• _YOUR GOAL_
Read through the data and count the lines that contain the string "Call"; give only the result.

--- begin ---

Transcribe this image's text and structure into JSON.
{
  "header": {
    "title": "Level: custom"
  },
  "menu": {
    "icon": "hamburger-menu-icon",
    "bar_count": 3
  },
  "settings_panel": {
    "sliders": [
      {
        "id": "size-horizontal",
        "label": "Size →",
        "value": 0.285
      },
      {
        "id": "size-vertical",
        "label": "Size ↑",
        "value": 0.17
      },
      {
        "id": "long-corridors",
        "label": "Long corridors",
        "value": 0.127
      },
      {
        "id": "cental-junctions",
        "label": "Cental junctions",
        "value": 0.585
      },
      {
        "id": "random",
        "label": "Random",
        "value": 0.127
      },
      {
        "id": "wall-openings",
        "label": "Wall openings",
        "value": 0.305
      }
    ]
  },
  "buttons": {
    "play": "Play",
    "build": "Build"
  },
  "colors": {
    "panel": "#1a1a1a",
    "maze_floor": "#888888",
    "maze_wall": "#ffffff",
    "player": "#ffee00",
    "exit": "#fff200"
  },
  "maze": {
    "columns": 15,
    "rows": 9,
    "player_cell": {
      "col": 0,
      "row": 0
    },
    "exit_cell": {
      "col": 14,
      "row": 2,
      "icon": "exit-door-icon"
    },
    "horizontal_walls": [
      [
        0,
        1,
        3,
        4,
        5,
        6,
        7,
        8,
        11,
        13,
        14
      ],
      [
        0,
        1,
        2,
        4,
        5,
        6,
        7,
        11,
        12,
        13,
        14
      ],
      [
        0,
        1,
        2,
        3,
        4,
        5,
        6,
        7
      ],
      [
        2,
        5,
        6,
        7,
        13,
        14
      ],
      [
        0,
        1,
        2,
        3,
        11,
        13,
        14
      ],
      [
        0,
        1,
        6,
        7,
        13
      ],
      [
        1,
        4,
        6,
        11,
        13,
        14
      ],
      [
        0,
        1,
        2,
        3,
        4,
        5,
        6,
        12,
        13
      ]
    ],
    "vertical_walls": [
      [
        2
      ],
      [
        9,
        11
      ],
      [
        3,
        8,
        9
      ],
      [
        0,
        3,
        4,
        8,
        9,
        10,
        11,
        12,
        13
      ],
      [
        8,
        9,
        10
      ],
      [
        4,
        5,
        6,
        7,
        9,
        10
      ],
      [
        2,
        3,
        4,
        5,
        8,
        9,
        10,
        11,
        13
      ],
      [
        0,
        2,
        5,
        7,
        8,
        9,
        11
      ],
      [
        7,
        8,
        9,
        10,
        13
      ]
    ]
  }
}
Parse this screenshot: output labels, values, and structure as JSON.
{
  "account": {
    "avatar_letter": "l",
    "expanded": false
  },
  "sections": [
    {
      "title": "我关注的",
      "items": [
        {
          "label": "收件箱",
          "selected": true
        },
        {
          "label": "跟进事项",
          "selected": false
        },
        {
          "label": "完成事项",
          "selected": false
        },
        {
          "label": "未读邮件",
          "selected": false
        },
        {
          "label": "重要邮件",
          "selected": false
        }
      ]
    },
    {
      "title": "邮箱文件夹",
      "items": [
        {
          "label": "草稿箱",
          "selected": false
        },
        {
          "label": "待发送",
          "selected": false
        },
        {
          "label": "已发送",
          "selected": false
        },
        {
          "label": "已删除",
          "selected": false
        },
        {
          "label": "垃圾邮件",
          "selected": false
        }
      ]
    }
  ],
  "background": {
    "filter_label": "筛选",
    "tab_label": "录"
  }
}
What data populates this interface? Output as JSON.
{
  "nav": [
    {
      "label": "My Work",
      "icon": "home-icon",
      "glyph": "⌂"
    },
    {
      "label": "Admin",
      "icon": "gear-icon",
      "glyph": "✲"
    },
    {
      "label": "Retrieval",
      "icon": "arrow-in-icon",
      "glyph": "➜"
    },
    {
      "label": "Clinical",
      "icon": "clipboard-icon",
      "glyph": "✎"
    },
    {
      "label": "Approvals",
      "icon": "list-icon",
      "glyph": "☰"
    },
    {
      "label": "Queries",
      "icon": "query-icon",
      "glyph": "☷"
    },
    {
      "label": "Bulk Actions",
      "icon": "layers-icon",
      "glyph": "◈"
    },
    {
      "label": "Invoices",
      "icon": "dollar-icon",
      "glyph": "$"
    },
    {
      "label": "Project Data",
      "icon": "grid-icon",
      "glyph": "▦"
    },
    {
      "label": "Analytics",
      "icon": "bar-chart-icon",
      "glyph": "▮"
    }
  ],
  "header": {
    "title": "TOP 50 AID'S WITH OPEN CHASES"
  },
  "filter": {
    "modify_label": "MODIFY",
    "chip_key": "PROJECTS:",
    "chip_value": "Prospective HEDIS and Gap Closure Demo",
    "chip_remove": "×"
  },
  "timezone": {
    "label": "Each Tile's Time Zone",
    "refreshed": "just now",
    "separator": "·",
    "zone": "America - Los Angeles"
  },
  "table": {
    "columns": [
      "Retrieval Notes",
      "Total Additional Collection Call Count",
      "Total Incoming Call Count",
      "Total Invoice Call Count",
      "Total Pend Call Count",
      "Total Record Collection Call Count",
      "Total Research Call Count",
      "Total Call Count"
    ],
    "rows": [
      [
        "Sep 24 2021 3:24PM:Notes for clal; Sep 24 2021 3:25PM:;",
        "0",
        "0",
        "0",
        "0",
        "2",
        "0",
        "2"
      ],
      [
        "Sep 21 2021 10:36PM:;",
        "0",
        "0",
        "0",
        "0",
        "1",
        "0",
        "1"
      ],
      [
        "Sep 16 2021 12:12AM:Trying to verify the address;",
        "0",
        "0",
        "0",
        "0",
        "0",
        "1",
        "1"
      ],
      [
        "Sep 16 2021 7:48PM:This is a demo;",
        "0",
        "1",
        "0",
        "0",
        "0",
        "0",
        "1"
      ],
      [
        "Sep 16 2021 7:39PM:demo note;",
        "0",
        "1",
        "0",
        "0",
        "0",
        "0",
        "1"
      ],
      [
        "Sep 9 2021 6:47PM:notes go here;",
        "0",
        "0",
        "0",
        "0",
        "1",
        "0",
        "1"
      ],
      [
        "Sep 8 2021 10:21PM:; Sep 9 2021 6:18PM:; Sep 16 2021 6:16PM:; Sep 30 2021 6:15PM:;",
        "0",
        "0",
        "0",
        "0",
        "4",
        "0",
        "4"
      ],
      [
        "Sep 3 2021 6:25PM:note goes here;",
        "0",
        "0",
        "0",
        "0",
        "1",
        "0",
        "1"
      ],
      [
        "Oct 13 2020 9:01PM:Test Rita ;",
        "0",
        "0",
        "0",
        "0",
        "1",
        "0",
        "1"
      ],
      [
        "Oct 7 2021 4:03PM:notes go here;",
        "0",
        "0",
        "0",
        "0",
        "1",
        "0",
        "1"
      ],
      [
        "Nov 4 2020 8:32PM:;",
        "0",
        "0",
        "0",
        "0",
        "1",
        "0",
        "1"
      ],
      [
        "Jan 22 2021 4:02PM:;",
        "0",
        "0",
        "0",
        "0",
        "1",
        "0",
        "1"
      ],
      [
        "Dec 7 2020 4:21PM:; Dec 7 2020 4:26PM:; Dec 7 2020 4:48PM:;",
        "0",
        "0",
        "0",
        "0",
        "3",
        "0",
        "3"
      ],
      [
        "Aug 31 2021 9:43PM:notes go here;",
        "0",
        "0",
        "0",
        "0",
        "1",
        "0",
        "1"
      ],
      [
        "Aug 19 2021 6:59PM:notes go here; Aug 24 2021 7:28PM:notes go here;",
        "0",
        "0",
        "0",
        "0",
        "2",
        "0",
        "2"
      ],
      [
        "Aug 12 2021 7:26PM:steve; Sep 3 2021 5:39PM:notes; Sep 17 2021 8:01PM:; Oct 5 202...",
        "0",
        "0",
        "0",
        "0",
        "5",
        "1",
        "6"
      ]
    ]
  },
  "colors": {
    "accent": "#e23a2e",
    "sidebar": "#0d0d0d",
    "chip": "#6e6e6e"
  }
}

--- end ---

• _ANSWER TO THIS TASK_
7